-- TASK INSTRUCTIONS --
Reproduce without alteration the data from the line containing "Give me the" up to and including the line containing "nav-library[interactable]: Library —".

══ EXCERPTED DATA

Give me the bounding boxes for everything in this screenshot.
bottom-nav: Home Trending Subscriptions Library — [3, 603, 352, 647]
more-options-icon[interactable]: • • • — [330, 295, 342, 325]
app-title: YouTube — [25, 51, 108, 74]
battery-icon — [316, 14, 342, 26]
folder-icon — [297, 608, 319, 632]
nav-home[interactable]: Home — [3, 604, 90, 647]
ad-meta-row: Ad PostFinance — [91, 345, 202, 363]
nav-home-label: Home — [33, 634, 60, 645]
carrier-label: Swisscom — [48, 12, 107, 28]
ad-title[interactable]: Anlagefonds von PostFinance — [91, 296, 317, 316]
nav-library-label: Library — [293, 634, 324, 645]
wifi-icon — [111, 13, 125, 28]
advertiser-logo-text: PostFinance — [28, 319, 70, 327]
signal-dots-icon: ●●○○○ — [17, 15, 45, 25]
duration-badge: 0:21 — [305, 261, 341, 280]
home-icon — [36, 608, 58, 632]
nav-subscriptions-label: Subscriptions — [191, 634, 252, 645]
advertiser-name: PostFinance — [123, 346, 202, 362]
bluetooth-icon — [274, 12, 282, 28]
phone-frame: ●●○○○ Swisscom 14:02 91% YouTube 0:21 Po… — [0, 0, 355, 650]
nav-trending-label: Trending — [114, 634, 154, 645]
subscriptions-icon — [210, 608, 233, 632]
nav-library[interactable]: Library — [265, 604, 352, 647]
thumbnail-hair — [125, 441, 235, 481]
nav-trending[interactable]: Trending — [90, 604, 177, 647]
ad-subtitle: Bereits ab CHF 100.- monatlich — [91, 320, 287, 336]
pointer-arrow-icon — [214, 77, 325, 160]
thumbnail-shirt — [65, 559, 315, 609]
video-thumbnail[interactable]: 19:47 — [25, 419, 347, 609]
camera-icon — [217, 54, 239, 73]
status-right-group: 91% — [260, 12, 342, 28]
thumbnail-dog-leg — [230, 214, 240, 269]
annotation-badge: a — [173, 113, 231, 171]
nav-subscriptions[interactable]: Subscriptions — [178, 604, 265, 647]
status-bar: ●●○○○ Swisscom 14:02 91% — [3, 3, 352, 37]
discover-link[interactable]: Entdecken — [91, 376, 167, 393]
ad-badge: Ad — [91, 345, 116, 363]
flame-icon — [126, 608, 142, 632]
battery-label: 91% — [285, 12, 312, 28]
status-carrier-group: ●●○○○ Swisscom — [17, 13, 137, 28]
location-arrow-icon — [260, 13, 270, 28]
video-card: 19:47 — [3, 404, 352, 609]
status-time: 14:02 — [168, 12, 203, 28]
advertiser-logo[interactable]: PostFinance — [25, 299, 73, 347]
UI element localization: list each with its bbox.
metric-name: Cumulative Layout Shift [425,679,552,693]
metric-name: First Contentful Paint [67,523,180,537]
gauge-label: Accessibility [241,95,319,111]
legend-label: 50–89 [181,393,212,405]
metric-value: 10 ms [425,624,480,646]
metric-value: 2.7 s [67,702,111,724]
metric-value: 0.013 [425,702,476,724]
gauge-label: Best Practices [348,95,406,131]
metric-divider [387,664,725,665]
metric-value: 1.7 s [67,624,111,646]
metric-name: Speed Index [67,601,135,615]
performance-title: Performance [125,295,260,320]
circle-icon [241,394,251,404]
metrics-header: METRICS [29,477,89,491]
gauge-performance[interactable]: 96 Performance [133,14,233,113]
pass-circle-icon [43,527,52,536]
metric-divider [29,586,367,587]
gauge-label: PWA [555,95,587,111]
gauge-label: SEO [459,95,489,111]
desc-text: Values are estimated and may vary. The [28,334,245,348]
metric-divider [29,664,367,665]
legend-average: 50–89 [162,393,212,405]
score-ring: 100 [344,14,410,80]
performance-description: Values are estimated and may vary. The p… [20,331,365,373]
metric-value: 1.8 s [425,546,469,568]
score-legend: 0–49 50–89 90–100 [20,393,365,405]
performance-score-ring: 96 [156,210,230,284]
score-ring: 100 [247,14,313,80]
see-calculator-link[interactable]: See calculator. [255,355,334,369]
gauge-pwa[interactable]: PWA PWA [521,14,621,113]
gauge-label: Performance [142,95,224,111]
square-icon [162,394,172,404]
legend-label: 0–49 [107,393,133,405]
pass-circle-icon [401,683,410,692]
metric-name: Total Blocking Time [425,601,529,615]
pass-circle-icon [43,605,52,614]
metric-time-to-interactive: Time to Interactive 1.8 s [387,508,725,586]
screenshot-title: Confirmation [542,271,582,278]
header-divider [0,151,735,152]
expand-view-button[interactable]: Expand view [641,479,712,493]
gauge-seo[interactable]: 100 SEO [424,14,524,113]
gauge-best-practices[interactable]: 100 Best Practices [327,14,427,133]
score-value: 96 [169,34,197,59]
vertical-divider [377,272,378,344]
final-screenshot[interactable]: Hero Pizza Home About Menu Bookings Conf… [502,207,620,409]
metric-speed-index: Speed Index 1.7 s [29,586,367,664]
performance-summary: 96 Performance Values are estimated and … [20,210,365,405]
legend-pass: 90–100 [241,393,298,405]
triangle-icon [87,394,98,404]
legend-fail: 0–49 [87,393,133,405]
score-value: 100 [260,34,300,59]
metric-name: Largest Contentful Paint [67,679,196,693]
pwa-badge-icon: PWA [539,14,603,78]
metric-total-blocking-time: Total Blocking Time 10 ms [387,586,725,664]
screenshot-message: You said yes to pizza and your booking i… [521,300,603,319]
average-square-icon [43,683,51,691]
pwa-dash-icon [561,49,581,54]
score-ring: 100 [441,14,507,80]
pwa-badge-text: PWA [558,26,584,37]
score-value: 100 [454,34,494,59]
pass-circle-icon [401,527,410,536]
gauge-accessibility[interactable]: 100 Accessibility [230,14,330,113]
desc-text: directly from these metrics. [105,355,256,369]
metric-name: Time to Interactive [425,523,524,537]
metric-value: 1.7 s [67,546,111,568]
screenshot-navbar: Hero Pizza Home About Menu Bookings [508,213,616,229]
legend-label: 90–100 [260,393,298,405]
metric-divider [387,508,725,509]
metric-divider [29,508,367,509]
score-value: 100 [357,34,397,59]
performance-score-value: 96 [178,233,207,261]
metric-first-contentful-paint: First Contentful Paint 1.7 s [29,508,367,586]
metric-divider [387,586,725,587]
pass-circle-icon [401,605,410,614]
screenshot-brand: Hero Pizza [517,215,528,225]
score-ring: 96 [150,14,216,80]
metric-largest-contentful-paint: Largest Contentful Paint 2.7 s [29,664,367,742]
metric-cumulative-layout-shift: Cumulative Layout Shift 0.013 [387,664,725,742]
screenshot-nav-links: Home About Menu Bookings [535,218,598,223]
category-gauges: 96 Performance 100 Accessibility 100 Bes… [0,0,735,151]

════
══ EXCERPTED DATA

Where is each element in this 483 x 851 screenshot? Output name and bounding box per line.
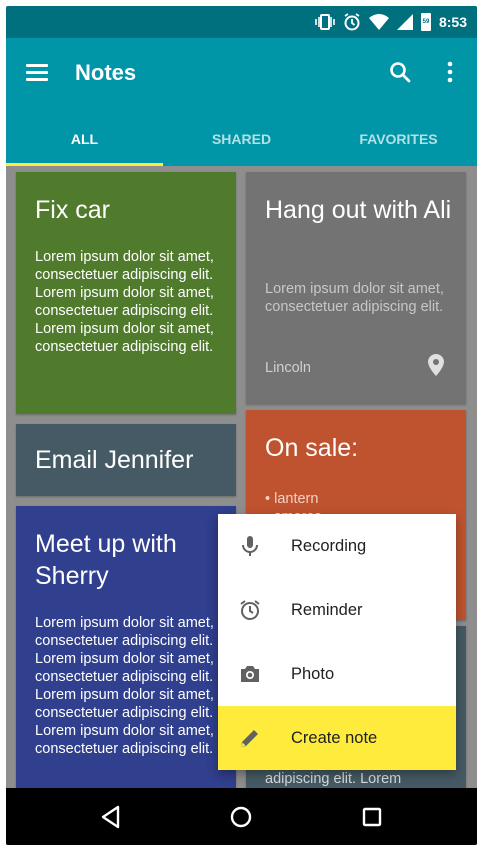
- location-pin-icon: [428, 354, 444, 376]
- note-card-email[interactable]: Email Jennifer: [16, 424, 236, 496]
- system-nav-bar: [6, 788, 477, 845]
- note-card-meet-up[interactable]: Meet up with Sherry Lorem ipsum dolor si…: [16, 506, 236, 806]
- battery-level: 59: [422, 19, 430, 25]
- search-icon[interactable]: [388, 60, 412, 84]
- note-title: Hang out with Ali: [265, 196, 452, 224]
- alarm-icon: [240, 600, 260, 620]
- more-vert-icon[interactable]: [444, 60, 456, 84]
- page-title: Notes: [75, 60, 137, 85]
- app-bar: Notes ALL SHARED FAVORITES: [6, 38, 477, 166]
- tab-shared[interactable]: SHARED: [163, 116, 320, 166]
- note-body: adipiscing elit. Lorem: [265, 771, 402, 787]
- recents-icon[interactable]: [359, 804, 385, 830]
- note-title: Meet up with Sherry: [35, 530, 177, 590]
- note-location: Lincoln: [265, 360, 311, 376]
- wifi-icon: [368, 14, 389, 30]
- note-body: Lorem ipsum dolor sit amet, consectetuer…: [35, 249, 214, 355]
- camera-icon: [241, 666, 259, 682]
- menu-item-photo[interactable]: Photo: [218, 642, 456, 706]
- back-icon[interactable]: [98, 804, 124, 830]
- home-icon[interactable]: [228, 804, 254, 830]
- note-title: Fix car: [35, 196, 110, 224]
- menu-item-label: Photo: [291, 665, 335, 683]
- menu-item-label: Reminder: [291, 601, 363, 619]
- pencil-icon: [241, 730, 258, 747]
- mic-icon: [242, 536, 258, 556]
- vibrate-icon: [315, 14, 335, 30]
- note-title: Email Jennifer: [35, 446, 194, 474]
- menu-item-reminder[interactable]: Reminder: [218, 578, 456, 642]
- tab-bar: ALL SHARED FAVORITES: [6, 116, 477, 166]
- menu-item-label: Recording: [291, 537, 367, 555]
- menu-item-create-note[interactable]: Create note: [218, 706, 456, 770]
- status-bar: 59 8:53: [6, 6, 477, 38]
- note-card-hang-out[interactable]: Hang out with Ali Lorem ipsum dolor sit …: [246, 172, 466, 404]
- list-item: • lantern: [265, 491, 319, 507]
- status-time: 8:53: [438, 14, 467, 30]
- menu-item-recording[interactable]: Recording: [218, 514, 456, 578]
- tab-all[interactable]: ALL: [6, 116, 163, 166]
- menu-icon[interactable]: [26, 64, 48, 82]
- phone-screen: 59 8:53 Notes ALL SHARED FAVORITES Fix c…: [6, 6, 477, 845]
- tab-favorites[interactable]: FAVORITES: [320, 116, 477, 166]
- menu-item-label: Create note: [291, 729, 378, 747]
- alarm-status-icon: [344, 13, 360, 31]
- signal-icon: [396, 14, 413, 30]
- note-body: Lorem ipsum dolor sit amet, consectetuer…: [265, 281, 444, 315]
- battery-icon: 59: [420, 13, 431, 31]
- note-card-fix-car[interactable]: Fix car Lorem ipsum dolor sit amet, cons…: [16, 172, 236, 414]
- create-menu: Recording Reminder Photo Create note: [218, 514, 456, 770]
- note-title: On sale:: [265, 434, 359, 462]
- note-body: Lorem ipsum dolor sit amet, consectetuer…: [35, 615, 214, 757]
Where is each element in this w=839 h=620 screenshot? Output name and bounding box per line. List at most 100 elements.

════

-- RESULT OF THIS TASK --
Give me the bounding boxes for everything in this screenshot.
bottom-nav: Home Trending Subscriptions Library — [3, 603, 352, 647]
more-options-icon[interactable]: • • • — [330, 295, 342, 325]
app-title: YouTube — [25, 51, 108, 74]
battery-icon — [316, 14, 342, 26]
folder-icon — [297, 608, 319, 632]
nav-home[interactable]: Home — [3, 604, 90, 647]
ad-meta-row: Ad PostFinance — [91, 345, 202, 363]
nav-home-label: Home — [33, 634, 60, 645]
carrier-label: Swisscom — [48, 12, 107, 28]
ad-title[interactable]: Anlagefonds von PostFinance — [91, 296, 317, 316]
nav-library-label: Library — [293, 634, 324, 645]
wifi-icon — [111, 13, 125, 28]
advertiser-logo-text: PostFinance — [28, 319, 70, 327]
signal-dots-icon: ●●○○○ — [17, 15, 45, 25]
duration-badge: 0:21 — [305, 261, 341, 280]
home-icon — [36, 608, 58, 632]
nav-subscriptions-label: Subscriptions — [191, 634, 252, 645]
advertiser-name: PostFinance — [123, 346, 202, 362]
bluetooth-icon — [274, 12, 282, 28]
phone-frame: ●●○○○ Swisscom 14:02 91% YouTube 0:21 Po… — [0, 0, 355, 650]
nav-trending-label: Trending — [114, 634, 154, 645]
subscriptions-icon — [210, 608, 233, 632]
nav-library[interactable]: Library — [265, 604, 352, 647]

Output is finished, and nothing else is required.